## Written request
List all the lines in these records that hold "rozwoju".
__________________________________________________
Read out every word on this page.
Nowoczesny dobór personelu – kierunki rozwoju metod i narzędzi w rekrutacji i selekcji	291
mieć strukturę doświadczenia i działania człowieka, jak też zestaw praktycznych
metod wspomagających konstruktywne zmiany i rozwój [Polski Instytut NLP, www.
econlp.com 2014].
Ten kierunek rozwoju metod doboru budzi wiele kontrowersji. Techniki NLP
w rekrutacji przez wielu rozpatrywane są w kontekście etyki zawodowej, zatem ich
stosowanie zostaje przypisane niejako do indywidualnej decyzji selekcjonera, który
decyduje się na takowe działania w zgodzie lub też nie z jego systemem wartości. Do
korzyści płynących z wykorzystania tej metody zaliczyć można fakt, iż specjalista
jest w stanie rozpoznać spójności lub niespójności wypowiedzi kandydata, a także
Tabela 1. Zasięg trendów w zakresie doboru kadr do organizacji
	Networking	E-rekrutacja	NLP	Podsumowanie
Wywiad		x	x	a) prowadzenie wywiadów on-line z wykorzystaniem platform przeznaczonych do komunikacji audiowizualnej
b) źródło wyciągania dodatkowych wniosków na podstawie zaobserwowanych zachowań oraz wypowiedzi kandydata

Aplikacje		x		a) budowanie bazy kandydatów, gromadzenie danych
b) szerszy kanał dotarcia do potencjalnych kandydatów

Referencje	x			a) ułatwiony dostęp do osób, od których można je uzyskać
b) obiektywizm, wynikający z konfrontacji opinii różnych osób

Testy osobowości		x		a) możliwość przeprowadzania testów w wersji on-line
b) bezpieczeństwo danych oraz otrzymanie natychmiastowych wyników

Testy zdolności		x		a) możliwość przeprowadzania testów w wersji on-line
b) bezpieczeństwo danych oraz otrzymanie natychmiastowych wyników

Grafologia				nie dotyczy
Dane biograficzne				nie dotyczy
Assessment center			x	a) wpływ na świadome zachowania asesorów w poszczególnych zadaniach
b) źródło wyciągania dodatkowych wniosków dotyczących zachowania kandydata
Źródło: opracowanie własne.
__________________________________________________
## Exercise response
Nowoczesny dobór personelu – kierunki rozwoju metod i narzędzi w rekrutacji i selekcji	291
Ten kierunek rozwoju metod doboru budzi wiele kontrowersji. Techniki NLP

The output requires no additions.